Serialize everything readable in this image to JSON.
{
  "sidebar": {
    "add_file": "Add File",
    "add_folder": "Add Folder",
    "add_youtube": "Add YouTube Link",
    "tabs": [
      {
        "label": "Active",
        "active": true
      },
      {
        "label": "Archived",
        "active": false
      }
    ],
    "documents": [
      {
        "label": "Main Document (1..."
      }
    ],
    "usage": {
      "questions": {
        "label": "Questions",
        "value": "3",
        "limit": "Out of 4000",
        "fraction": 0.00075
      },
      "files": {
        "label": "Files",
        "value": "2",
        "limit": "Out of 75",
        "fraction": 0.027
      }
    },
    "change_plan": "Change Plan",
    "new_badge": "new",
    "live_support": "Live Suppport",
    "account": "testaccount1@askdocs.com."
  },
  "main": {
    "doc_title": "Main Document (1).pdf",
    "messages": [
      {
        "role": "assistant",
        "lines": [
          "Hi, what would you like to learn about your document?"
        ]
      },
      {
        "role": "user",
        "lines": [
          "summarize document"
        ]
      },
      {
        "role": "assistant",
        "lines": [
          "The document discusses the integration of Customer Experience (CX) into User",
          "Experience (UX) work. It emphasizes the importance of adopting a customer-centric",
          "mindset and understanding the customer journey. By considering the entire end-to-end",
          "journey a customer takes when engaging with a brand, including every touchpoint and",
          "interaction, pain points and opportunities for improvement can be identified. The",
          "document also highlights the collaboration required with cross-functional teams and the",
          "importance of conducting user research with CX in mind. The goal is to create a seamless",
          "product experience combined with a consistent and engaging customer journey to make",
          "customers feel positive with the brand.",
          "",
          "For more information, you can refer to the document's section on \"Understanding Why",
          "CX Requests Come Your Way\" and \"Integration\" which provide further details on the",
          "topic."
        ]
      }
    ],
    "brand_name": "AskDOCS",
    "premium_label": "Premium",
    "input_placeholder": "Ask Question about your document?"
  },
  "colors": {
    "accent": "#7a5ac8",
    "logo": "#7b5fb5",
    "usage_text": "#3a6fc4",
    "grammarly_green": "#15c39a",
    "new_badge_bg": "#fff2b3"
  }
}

____

### Task objective
From the records, copy every line that has the string "engaging" in it.

### Response
          "journey a customer takes when engaging with a brand, including every touchpoint and",
          "product experience combined with a consistent and engaging customer journey to make",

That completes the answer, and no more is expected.